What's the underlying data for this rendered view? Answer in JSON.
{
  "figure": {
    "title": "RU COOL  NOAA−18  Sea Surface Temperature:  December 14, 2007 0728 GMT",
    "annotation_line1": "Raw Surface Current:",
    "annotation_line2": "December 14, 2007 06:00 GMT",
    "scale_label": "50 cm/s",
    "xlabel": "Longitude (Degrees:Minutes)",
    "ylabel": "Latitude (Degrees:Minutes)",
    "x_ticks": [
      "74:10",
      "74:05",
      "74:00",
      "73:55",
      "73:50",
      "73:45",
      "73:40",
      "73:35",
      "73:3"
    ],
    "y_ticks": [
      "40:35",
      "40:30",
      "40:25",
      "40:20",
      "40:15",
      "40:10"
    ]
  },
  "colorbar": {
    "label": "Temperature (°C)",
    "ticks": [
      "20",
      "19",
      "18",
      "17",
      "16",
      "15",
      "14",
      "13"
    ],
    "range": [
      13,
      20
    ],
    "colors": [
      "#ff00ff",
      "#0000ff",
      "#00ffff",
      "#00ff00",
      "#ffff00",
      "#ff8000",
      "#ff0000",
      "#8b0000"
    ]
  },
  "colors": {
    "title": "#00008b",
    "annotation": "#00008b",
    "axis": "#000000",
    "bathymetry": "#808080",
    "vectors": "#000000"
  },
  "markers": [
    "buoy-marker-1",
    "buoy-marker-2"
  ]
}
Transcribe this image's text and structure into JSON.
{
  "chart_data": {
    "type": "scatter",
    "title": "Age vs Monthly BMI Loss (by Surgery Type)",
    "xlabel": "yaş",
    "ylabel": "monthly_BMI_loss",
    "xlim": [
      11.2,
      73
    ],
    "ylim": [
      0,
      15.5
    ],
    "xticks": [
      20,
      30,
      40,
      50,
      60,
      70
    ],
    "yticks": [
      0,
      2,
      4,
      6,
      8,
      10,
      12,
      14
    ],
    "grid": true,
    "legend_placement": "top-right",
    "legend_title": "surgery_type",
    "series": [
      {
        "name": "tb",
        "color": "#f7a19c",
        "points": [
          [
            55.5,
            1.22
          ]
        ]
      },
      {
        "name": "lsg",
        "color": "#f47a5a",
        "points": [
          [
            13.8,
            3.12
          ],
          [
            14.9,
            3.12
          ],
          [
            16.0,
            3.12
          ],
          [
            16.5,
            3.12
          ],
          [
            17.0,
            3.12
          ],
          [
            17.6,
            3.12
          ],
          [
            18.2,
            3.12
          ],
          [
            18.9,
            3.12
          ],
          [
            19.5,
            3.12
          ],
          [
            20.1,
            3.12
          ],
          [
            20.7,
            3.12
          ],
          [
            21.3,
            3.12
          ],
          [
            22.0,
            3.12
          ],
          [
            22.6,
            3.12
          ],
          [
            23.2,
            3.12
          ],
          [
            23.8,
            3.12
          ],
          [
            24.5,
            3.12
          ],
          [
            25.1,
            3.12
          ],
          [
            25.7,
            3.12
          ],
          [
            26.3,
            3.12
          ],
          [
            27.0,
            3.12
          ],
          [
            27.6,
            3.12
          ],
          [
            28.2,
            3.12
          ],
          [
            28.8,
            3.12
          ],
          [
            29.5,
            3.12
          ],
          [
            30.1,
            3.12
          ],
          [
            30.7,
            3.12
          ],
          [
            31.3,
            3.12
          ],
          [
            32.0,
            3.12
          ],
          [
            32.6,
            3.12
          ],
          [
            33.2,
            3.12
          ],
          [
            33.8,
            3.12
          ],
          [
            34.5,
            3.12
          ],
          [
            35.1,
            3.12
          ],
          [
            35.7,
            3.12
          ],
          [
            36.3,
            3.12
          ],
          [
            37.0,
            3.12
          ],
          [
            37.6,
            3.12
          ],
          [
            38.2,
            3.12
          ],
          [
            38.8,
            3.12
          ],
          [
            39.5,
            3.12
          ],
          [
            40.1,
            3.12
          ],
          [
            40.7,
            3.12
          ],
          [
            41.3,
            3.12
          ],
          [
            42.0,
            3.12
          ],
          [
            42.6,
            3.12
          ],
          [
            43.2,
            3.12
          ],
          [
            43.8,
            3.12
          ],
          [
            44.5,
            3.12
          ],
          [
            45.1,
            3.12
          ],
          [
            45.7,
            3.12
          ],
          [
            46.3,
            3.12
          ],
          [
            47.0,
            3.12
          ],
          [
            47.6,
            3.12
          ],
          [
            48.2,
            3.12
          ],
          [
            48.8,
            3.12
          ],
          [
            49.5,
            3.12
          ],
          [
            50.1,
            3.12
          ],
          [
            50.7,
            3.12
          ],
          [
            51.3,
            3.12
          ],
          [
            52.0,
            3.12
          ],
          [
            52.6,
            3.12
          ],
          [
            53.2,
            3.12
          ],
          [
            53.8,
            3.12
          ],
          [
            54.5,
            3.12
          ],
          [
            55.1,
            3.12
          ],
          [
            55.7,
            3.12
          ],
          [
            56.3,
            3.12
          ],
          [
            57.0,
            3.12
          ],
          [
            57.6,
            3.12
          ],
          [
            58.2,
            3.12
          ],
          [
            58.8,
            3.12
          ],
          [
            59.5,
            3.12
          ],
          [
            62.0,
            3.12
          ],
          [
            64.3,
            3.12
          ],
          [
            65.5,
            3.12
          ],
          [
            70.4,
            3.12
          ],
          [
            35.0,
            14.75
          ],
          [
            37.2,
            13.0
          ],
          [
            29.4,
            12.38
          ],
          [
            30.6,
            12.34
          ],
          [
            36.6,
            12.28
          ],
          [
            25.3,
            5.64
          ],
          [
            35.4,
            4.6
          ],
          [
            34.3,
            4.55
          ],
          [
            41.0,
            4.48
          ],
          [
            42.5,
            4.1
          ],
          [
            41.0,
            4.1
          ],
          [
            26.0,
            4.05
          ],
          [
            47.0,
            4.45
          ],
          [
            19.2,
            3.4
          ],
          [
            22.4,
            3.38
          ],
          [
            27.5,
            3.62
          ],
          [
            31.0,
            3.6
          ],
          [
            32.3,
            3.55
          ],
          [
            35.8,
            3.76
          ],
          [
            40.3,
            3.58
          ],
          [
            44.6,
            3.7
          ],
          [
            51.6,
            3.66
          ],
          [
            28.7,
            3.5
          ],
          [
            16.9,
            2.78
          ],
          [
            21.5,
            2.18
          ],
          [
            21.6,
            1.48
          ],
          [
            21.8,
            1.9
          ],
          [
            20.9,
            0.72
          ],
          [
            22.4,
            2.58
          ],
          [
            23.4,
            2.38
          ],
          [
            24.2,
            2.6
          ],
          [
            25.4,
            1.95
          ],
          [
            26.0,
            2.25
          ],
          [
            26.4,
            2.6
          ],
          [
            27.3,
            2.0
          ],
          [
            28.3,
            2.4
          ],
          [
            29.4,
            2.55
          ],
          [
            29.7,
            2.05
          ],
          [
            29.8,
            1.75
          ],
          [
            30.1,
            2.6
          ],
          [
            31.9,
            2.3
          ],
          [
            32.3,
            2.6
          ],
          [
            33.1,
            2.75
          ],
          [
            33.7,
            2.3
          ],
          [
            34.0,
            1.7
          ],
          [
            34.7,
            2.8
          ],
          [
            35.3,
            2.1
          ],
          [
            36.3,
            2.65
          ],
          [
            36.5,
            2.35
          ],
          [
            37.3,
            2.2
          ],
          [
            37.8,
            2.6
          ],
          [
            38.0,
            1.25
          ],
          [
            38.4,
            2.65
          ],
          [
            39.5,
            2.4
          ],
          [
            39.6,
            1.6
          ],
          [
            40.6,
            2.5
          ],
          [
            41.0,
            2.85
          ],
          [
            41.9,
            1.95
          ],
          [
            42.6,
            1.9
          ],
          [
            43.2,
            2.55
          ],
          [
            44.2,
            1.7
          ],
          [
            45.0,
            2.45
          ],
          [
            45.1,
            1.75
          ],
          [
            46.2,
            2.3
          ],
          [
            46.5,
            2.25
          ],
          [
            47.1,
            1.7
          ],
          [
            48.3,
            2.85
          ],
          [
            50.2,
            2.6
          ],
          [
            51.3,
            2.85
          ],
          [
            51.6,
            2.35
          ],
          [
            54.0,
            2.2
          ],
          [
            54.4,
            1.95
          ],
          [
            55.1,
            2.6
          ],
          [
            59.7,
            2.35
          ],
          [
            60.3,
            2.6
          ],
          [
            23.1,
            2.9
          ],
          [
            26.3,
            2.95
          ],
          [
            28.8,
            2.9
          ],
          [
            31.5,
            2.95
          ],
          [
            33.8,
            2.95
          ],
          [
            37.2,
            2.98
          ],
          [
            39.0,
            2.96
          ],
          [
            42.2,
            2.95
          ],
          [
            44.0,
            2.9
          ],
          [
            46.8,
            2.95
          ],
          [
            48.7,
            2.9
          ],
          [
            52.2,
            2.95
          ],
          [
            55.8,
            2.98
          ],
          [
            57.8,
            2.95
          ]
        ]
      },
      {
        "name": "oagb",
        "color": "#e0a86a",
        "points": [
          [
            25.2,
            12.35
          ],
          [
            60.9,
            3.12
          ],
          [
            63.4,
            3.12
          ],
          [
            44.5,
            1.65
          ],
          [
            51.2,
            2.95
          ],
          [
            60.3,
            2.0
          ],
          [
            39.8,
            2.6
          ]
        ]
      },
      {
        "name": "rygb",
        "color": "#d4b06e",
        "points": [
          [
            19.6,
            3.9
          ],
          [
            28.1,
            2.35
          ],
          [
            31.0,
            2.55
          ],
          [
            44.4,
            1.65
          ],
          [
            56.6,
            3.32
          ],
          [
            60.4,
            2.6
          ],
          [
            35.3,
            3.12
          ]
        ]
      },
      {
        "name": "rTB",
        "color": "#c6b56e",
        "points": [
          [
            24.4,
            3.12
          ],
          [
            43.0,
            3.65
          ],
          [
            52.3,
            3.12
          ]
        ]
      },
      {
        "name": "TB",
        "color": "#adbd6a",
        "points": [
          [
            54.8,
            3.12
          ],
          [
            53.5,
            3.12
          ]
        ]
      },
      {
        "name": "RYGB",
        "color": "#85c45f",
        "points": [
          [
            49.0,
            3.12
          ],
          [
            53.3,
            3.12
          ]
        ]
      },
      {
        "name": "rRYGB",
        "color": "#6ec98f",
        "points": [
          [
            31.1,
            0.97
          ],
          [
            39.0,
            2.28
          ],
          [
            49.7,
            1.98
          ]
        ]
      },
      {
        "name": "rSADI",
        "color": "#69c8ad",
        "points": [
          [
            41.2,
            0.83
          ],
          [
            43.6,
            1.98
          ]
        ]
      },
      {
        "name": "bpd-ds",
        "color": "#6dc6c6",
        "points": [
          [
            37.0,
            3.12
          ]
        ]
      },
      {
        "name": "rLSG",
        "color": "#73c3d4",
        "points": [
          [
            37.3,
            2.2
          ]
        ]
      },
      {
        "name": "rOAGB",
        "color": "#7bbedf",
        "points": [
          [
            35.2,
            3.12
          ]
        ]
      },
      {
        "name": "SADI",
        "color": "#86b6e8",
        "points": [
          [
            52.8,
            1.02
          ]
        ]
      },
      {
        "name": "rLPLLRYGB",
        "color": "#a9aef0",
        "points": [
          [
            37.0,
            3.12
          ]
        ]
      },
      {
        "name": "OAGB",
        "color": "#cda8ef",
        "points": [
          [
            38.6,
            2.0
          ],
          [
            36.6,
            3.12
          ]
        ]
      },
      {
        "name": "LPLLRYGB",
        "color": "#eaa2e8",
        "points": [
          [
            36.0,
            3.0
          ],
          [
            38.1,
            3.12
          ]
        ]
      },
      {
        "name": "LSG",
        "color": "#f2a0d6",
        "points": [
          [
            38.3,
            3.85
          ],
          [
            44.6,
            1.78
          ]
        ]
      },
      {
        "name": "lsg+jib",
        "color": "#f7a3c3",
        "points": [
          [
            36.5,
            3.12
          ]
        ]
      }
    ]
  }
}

Task objective: Copy out each line of the data where the string "December" appears.

Answer to this problem:
    "title": "RU COOL  NOAA−18  Sea Surface Temperature:  December 14, 2007 0728 GMT",
    "annotation_line2": "December 14, 2007 06:00 GMT",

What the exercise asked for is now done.